• _GOAL_: Output every line of the entries below as a Markdown table with two columns, Row and Line, numbering the rows in order and leaving out blank lines. Omit the images.

— start —

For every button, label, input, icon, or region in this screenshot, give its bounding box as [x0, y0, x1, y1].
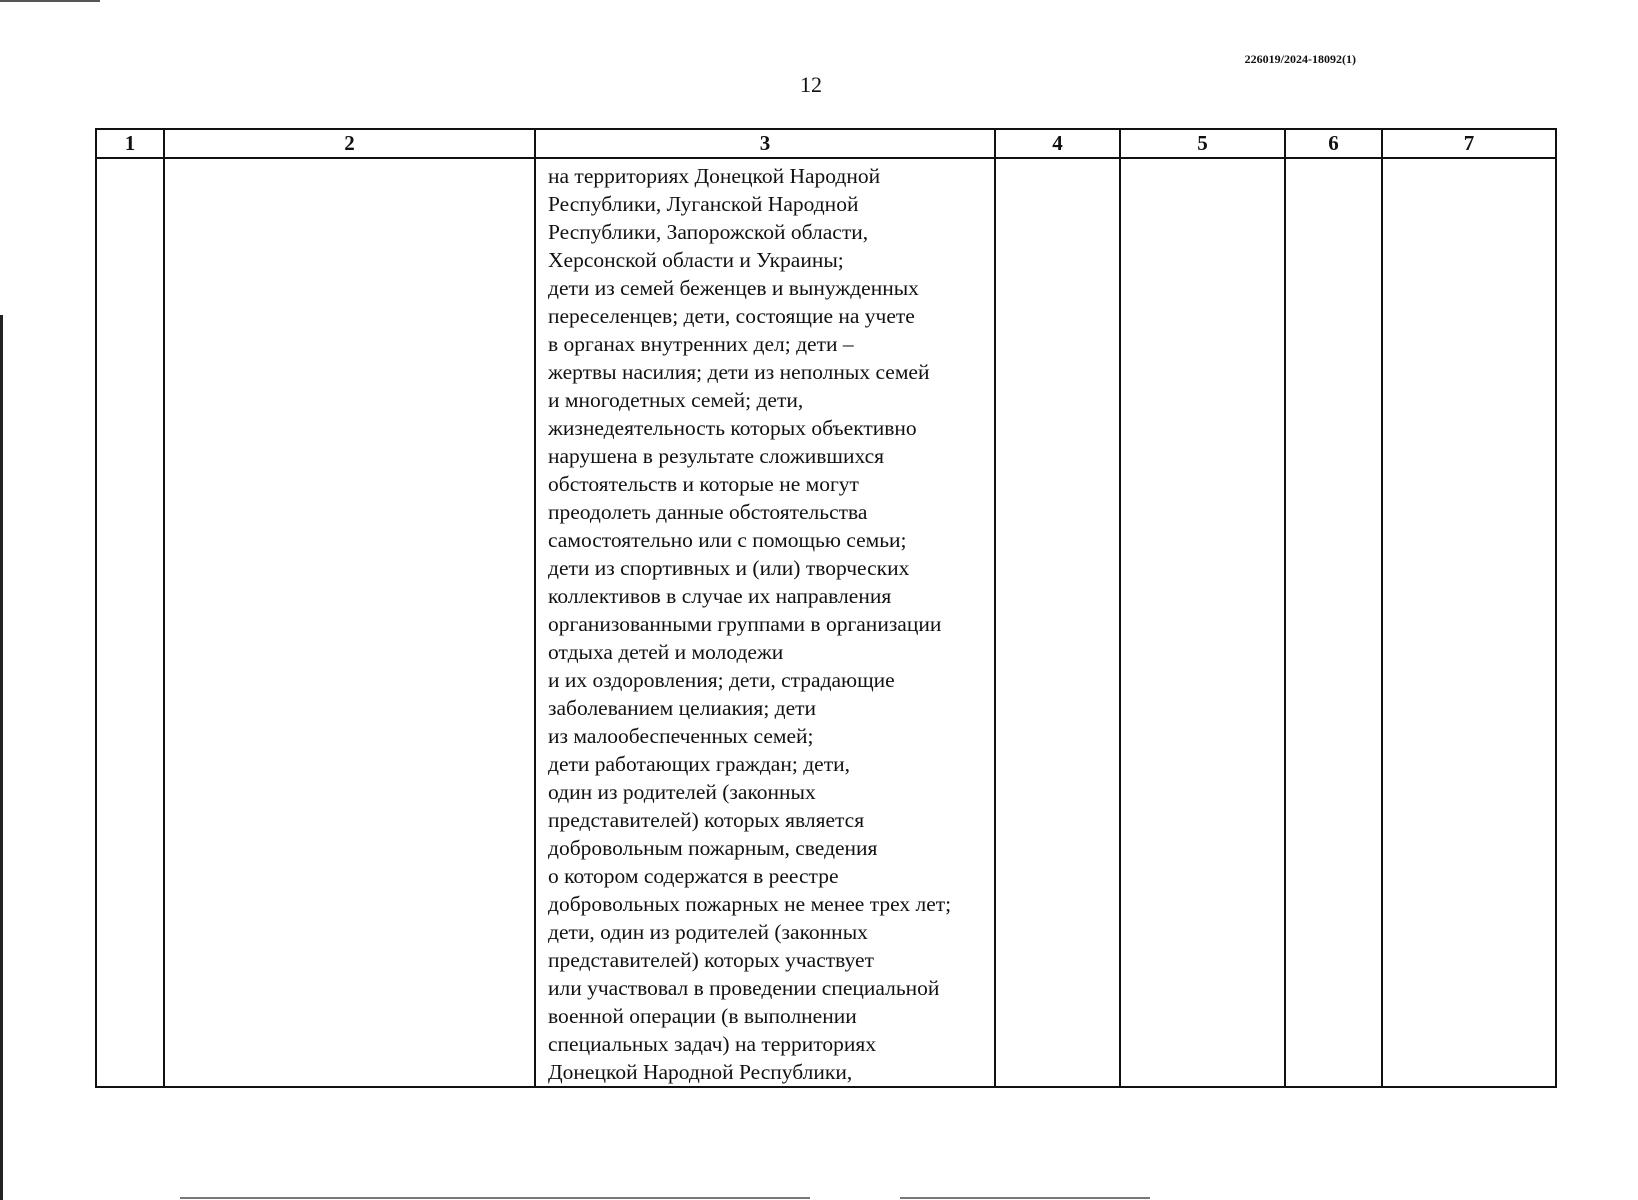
text-line: дети из семей беженцев и вынужденных — [548, 276, 919, 300]
text-line: Херсонской области и Украины; — [548, 248, 844, 272]
text-line: Республики, Запорожской области, — [548, 220, 869, 244]
cell-col-1 — [96, 158, 164, 1087]
cell-col-6 — [1285, 158, 1382, 1087]
column-header-3: 3 — [535, 129, 995, 158]
document-table — [95, 128, 1557, 1088]
text-line: обстоятельств и которые не могут — [548, 472, 859, 496]
text-line: или участвовал в проведении специальной — [548, 976, 940, 1000]
text-line: организованными группами в организации — [548, 612, 942, 636]
text-line: дети, один из родителей (законных — [548, 920, 868, 944]
scan-artifact-top — [0, 0, 100, 2]
column-header-4: 4 — [995, 129, 1120, 158]
text-line: и их оздоровления; дети, страдающие — [548, 668, 895, 692]
column-header-6: 6 — [1285, 129, 1382, 158]
column-header-1: 1 — [96, 129, 164, 158]
text-line: Республики, Луганской Народной — [548, 192, 859, 216]
text-line: представителей) которых участвует — [548, 948, 874, 972]
cell-col-2 — [164, 158, 535, 1087]
table-header-row — [96, 129, 1556, 158]
scan-artifact-bottom-2 — [900, 1197, 1150, 1199]
text-line: коллективов в случае их направления — [548, 584, 892, 608]
text-line: добровольным пожарным, сведения — [548, 836, 878, 860]
cell-col-3-text — [536, 159, 994, 1086]
text-line: специальных задач) на территориях — [548, 1032, 877, 1056]
text-line: самостоятельно или с помощью семьи; — [548, 528, 907, 552]
text-line: и многодетных семей; дети, — [548, 388, 804, 412]
page-number: 12 — [800, 72, 822, 97]
scan-page-edge — [0, 315, 3, 1200]
text-line: о котором содержатся в реестре — [548, 864, 839, 888]
column-header-5: 5 — [1120, 129, 1285, 158]
table-row — [96, 158, 1556, 1087]
text-line: военной операции (в выполнении — [548, 1004, 857, 1028]
column-header-7: 7 — [1382, 129, 1556, 158]
text-line: жизнедеятельность которых объективно — [548, 416, 917, 440]
text-line: в органах внутренних дел; дети – — [548, 332, 854, 356]
cell-col-5 — [1120, 158, 1285, 1087]
text-line: нарушена в результате сложившихся — [548, 444, 885, 468]
scan-artifact-bottom-1 — [180, 1197, 810, 1199]
text-line: отдыха детей и молодежи — [548, 640, 784, 664]
text-line: добровольных пожарных не менее трех лет; — [548, 892, 952, 916]
text-line: Донецкой Народной Республики, — [548, 1060, 853, 1084]
text-line: переселенцев; дети, состоящие на учете — [548, 304, 915, 328]
text-line: жертвы насилия; дети из неполных семей — [548, 360, 930, 384]
column-header-2: 2 — [164, 129, 535, 158]
text-line: представителей) которых является — [548, 808, 865, 832]
text-line: преодолеть данные обстоятельства — [548, 500, 868, 524]
text-line: заболеванием целиакия; дети — [548, 696, 817, 720]
cell-col-4 — [995, 158, 1120, 1087]
text-line: из малообеспеченных семей; — [548, 724, 814, 748]
text-line: дети работающих граждан; дети, — [548, 752, 850, 776]
cell-col-7 — [1382, 158, 1556, 1087]
text-line: дети из спортивных и (или) творческих — [548, 556, 910, 580]
document-id: 226019/2024-18092(1) — [1244, 52, 1356, 66]
text-line: на территориях Донецкой Народной — [548, 164, 881, 188]
cell-col-3 — [535, 158, 995, 1087]
text-line: один из родителей (законных — [548, 780, 816, 804]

— end —

• _ANSWER TO THE EXERCISE_:
| Row | Line |
|---|---|
| 1 | For every button, label, input, icon, or region in this screenshot, give its bounding box as [x0, y0, x1, y1]. |
| 2 | text-line: дети из семей беженцев и вынужденных — [548, 276, 919, 300] |
| 3 | text-line: Херсонской области и Украины; — [548, 248, 844, 272] |
| 4 | text-line: Республики, Запорожской области, — [548, 220, 869, 244] |
| 5 | cell-col-1 — [96, 158, 164, 1087] |
| 6 | cell-col-6 — [1285, 158, 1382, 1087] |
| 7 | column-header-3: 3 — [535, 129, 995, 158] |
| 8 | document-table — [95, 128, 1557, 1088] |
| 9 | text-line: обстоятельств и которые не могут — [548, 472, 859, 496] |
| 10 | text-line: или участвовал в проведении специальной — [548, 976, 940, 1000] |
| 11 | text-line: организованными группами в организации — [548, 612, 942, 636] |
| 12 | text-line: дети, один из родителей (законных — [548, 920, 868, 944] |
| 13 | scan-artifact-top — [0, 0, 100, 2] |
| 14 | column-header-4: 4 — [995, 129, 1120, 158] |
| 15 | text-line: и их оздоровления; дети, страдающие — [548, 668, 895, 692] |
| 16 | column-header-6: 6 — [1285, 129, 1382, 158] |
| 17 | column-header-1: 1 — [96, 129, 164, 158] |
| 18 | text-line: Республики, Луганской Народной — [548, 192, 859, 216] |
| 19 | text-line: представителей) которых участвует — [548, 948, 874, 972] |
| 20 | cell-col-2 — [164, 158, 535, 1087] |
| 21 | table-header-row — [96, 129, 1556, 158] |
| 22 | scan-artifact-bottom-2 — [900, 1197, 1150, 1199] |
| 23 | text-line: коллективов в случае их направления — [548, 584, 892, 608] |
| 24 | text-line: добровольным пожарным, сведения — [548, 836, 878, 860] |
| 25 | cell-col-3-text — [536, 159, 994, 1086] |
| 26 | text-line: специальных задач) на территориях — [548, 1032, 877, 1056] |
| 27 | text-line: самостоятельно или с помощью семьи; — [548, 528, 907, 552] |
| 28 | text-line: и многодетных семей; дети, — [548, 388, 804, 412] |
| 29 | page-number: 12 — [800, 72, 822, 97] |
| 30 | scan-page-edge — [0, 315, 3, 1200] |
| 31 | text-line: о котором содержатся в реестре — [548, 864, 839, 888] |
| 32 | column-header-5: 5 — [1120, 129, 1285, 158] |
| 33 | table-row — [96, 158, 1556, 1087] |
| 34 | text-line: военной операции (в выполнении — [548, 1004, 857, 1028] |
| 35 | column-header-7: 7 — [1382, 129, 1556, 158] |
| 36 | text-line: жизнедеятельность которых объективно — [548, 416, 917, 440] |
| 37 | text-line: в органах внутренних дел; дети – — [548, 332, 854, 356] |
| 38 | cell-col-5 — [1120, 158, 1285, 1087] |
| 39 | text-line: нарушена в результате сложившихся — [548, 444, 885, 468] |
| 40 | scan-artifact-bottom-1 — [180, 1197, 810, 1199] |
| 41 | text-line: отдыха детей и молодежи — [548, 640, 784, 664] |
| 42 | text-line: добровольных пожарных не менее трех лет; — [548, 892, 952, 916] |
| 43 | text-line: Донецкой Народной Республики, — [548, 1060, 853, 1084] |
| 44 | text-line: переселенцев; дети, состоящие на учете — [548, 304, 915, 328] |
| 45 | text-line: жертвы насилия; дети из неполных семей — [548, 360, 930, 384] |
| 46 | column-header-2: 2 — [164, 129, 535, 158] |
| 47 | text-line: представителей) которых является — [548, 808, 865, 832] |
| 48 | text-line: преодолеть данные обстоятельства — [548, 500, 868, 524] |
| 49 | text-line: заболеванием целиакия; дети — [548, 696, 817, 720] |
| 50 | cell-col-4 — [995, 158, 1120, 1087] |
| 51 | text-line: из малообеспеченных семей; — [548, 724, 814, 748] |
| 52 | text-line: дети работающих граждан; дети, — [548, 752, 850, 776] |
| 53 | cell-col-7 — [1382, 158, 1556, 1087] |
| 54 | text-line: дети из спортивных и (или) творческих — [548, 556, 910, 580] |
| 55 | document-id: 226019/2024-18092(1) — [1244, 52, 1356, 66] |
| 56 | text-line: на территориях Донецкой Народной — [548, 164, 881, 188] |
| 57 | cell-col-3 — [535, 158, 995, 1087] |
| 58 | text-line: один из родителей (законных — [548, 780, 816, 804] |